### DATA SHOWN

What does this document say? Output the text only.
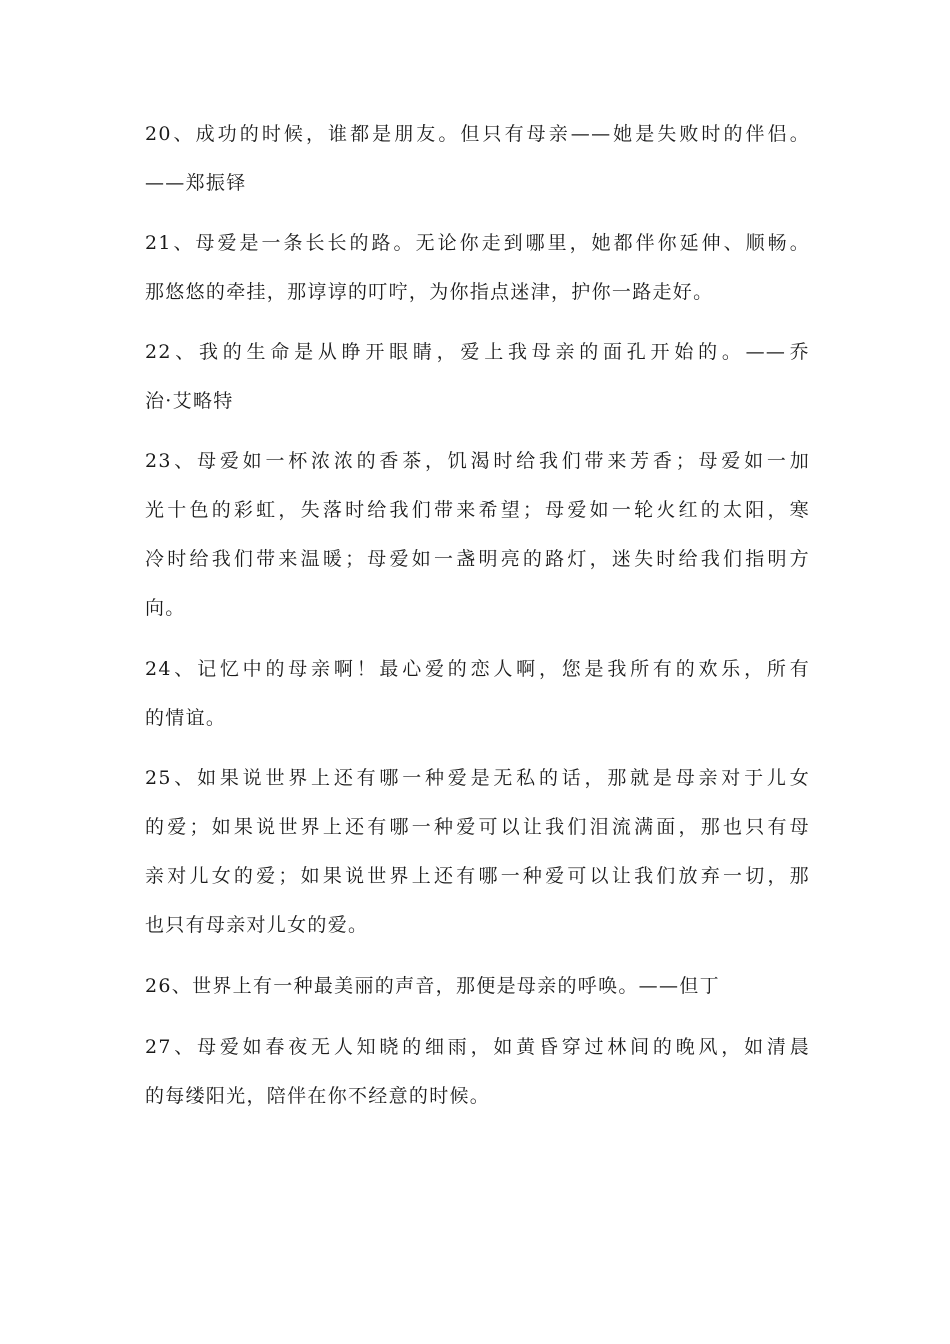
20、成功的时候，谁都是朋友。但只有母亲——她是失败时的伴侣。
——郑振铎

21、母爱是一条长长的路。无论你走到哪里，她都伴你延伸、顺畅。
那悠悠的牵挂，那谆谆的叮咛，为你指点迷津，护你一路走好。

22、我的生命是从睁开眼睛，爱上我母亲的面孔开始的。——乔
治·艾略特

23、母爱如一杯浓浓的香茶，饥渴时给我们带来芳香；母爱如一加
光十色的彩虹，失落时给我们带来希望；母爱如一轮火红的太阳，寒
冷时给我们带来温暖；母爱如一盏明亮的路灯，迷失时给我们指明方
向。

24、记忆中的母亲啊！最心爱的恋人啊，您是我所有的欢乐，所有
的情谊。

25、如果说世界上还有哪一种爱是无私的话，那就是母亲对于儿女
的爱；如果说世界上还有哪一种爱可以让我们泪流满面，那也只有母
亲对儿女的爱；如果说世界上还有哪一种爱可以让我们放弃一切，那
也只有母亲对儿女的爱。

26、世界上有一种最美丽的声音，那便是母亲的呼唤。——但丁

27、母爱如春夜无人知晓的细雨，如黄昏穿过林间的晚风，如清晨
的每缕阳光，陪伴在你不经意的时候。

### OBJECTIVE
Retype all of the entries exactly as written, leaving out any images.

### RESPONSE BELOW
What does this document say? Output the text only.
20、成功的时候，谁都是朋友。但只有母亲——她是失败时的伴侣。
——郑振铎

21、母爱是一条长长的路。无论你走到哪里，她都伴你延伸、顺畅。
那悠悠的牵挂，那谆谆的叮咛，为你指点迷津，护你一路走好。

22、我的生命是从睁开眼睛，爱上我母亲的面孔开始的。——乔
治·艾略特

23、母爱如一杯浓浓的香茶，饥渴时给我们带来芳香；母爱如一加
光十色的彩虹，失落时给我们带来希望；母爱如一轮火红的太阳，寒
冷时给我们带来温暖；母爱如一盏明亮的路灯，迷失时给我们指明方
向。

24、记忆中的母亲啊！最心爱的恋人啊，您是我所有的欢乐，所有
的情谊。

25、如果说世界上还有哪一种爱是无私的话，那就是母亲对于儿女
的爱；如果说世界上还有哪一种爱可以让我们泪流满面，那也只有母
亲对儿女的爱；如果说世界上还有哪一种爱可以让我们放弃一切，那
也只有母亲对儿女的爱。

26、世界上有一种最美丽的声音，那便是母亲的呼唤。——但丁

27、母爱如春夜无人知晓的细雨，如黄昏穿过林间的晚风，如清晨
的每缕阳光，陪伴在你不经意的时候。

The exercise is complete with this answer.